PROBLEM TO WORK ON: Filter the entries that follow, copying every line in which the word "this" appears.

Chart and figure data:
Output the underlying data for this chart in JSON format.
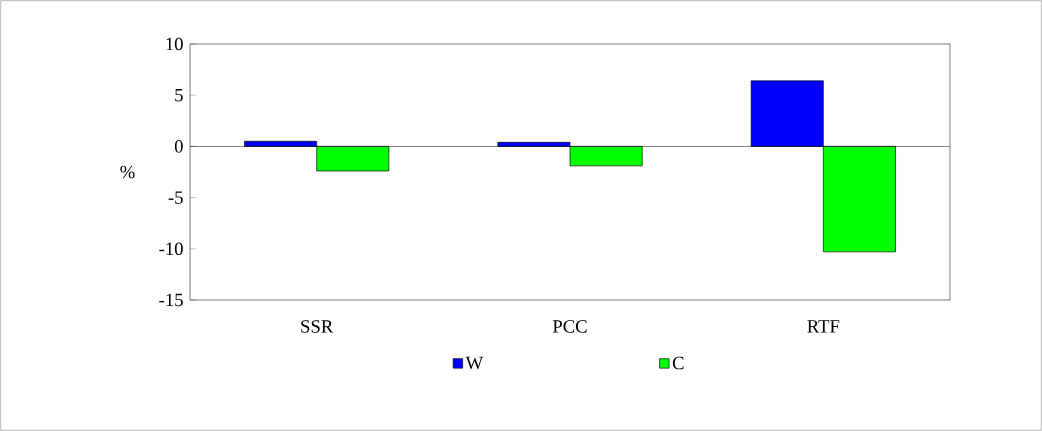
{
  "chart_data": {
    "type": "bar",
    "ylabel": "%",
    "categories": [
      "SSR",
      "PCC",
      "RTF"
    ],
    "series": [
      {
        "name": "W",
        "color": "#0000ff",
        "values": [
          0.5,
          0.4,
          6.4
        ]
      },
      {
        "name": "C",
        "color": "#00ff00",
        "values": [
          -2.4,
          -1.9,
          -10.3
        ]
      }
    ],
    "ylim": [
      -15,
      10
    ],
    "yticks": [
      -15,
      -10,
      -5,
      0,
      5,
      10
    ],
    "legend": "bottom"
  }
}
==
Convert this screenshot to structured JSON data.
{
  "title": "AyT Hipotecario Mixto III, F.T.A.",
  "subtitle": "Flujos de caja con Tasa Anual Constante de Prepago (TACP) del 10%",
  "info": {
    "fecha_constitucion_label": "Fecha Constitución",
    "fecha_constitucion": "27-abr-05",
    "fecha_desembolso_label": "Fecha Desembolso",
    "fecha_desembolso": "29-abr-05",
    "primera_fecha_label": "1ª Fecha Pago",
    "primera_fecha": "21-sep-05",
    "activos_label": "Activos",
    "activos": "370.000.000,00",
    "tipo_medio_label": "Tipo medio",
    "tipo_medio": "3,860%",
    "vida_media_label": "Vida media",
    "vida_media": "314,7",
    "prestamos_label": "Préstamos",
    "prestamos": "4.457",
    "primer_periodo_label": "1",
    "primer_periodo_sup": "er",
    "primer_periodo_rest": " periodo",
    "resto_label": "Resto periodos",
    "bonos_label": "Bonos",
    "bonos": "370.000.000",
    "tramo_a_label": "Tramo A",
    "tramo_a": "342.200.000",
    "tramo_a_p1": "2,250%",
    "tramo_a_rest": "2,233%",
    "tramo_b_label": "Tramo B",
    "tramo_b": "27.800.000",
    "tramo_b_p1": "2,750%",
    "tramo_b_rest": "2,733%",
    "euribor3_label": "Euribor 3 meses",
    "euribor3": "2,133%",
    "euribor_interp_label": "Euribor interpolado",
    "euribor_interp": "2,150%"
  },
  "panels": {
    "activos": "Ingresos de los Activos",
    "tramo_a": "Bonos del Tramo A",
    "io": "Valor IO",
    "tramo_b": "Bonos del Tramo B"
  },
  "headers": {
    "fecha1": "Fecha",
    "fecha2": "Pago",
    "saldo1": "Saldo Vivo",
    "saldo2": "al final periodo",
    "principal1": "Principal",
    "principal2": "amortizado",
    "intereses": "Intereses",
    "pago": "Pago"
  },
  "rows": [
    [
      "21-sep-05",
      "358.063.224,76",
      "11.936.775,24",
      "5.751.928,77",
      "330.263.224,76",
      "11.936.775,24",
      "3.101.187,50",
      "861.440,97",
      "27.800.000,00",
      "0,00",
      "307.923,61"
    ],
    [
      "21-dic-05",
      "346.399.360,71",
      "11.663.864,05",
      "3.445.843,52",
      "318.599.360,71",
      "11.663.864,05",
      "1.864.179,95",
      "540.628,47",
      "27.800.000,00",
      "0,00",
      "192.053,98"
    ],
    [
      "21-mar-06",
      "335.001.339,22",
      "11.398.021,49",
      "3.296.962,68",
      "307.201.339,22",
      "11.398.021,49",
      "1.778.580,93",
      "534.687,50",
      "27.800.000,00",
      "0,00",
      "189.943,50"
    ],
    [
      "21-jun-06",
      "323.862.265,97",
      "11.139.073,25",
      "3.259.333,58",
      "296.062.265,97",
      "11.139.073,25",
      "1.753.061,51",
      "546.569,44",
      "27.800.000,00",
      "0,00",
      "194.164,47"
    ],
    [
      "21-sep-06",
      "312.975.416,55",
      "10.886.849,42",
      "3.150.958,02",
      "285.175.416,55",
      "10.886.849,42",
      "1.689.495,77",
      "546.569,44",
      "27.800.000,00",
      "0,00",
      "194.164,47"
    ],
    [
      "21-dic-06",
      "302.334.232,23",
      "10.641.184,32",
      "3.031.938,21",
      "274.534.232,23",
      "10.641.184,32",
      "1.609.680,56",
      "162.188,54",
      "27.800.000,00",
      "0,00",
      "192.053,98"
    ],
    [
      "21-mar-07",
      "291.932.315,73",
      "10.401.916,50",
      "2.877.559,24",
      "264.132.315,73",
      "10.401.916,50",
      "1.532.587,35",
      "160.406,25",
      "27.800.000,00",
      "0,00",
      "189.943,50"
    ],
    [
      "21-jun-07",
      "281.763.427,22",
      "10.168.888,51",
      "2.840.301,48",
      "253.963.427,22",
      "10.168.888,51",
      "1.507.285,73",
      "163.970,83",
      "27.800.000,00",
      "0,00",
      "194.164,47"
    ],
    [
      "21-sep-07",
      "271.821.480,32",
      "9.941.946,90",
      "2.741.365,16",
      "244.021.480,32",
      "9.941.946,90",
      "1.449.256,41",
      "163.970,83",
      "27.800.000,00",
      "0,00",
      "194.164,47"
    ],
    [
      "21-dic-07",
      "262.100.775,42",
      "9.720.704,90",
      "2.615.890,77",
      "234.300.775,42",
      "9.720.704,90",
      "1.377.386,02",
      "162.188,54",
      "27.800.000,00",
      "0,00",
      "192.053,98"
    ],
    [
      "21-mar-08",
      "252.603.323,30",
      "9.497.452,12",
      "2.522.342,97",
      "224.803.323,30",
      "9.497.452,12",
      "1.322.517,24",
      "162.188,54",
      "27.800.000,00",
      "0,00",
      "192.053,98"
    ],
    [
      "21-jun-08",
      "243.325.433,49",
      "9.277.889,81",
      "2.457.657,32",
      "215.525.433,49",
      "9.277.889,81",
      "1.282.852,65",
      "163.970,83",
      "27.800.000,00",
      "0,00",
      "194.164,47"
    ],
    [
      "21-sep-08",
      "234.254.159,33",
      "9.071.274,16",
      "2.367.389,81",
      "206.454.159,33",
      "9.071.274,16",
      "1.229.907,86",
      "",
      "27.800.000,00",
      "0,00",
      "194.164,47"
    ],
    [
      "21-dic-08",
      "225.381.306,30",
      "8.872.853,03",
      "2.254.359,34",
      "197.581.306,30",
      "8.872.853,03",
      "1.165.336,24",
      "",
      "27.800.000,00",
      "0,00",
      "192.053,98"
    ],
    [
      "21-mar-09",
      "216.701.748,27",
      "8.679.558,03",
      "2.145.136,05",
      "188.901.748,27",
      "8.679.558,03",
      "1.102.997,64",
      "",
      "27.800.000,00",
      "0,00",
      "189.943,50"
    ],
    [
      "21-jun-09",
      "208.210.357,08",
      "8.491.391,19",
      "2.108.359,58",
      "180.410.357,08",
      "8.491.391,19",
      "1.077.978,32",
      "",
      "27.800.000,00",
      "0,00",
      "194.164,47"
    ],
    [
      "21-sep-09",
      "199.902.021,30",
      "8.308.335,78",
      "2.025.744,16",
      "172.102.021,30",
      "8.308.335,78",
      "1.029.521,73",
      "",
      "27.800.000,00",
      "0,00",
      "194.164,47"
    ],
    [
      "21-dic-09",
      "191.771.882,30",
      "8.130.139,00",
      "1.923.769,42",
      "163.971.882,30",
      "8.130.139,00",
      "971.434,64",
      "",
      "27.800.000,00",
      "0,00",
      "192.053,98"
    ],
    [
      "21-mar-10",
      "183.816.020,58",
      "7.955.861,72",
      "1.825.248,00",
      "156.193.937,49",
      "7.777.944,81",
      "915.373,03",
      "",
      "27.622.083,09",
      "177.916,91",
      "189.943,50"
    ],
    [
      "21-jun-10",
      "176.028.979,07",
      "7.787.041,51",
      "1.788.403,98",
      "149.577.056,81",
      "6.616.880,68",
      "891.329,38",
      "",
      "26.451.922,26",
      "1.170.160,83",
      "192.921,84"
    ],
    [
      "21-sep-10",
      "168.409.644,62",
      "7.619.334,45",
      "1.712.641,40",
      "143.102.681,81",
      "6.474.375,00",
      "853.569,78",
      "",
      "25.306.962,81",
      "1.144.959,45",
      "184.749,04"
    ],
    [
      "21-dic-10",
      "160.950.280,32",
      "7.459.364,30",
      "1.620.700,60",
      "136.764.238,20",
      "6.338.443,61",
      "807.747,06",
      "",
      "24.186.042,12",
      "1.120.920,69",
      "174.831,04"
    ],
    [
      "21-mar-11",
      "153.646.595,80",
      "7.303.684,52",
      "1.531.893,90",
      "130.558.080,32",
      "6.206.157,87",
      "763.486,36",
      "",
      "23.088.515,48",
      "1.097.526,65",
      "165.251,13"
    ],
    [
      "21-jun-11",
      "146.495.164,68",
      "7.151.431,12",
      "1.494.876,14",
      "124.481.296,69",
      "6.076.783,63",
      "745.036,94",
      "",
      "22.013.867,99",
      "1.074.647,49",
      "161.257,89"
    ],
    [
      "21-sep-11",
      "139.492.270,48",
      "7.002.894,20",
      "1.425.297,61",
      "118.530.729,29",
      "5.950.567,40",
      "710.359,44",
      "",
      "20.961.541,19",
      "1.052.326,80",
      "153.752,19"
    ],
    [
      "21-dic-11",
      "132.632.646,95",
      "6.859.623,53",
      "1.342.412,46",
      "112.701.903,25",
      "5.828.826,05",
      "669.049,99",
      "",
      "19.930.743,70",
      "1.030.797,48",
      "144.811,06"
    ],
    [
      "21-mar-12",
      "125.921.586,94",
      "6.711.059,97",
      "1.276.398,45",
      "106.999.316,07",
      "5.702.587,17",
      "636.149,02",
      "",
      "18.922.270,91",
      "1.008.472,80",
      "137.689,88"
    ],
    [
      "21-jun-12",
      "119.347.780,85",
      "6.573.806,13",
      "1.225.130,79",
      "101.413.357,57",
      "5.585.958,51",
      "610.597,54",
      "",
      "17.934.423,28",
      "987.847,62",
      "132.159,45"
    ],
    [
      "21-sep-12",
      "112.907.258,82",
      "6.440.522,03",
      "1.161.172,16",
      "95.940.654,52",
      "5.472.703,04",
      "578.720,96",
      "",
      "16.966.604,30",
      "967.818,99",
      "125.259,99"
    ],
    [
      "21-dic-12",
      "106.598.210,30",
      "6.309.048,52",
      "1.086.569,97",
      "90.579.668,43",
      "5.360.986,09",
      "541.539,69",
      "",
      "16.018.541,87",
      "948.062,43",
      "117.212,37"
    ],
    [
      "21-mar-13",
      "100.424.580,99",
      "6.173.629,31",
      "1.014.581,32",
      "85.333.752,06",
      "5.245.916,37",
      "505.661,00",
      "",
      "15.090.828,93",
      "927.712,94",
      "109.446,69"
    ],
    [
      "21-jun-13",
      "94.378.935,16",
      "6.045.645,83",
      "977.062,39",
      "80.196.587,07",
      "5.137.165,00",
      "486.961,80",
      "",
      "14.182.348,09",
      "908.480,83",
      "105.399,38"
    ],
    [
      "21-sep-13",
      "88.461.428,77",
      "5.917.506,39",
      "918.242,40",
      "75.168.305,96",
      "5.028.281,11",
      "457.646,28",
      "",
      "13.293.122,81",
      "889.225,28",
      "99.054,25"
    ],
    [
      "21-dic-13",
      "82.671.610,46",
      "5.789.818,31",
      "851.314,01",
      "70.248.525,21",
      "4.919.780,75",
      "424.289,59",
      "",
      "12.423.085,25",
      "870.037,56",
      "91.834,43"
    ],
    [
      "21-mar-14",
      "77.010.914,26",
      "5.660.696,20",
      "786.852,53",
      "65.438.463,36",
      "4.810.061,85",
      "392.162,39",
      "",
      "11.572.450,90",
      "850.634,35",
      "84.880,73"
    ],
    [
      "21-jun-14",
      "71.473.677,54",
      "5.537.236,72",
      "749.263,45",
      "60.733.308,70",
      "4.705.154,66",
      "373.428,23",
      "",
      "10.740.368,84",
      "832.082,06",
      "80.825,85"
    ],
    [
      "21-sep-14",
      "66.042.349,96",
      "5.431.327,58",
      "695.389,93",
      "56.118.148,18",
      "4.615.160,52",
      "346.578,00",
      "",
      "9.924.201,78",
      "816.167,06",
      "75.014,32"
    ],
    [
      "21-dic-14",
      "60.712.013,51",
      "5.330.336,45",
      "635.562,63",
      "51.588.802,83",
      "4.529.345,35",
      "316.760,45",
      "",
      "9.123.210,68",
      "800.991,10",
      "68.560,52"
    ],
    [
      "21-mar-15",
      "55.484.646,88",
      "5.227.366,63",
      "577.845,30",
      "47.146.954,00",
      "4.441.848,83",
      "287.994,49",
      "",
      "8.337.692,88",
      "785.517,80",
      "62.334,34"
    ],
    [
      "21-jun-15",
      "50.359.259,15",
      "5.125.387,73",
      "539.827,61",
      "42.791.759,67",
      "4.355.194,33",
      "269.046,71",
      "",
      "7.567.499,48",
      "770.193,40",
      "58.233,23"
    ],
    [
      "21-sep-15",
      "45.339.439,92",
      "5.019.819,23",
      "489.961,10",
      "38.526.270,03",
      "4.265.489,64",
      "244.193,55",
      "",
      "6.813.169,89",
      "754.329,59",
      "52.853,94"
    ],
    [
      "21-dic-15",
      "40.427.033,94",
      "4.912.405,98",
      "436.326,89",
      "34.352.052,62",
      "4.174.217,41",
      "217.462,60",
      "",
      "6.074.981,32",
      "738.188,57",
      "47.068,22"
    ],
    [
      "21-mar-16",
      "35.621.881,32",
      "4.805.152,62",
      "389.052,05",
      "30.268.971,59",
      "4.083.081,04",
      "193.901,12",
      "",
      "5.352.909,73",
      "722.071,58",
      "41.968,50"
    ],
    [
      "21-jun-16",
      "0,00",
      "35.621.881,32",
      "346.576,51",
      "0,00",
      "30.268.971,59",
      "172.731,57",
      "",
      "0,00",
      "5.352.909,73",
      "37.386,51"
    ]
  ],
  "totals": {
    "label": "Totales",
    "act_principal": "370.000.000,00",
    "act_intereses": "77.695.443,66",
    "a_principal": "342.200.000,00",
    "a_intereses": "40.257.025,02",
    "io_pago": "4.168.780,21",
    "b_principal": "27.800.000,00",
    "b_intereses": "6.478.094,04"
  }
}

CORRECT RESULT:
Output the underlying data for this chart in JSON format.
Convert this screenshot to structured JSON data.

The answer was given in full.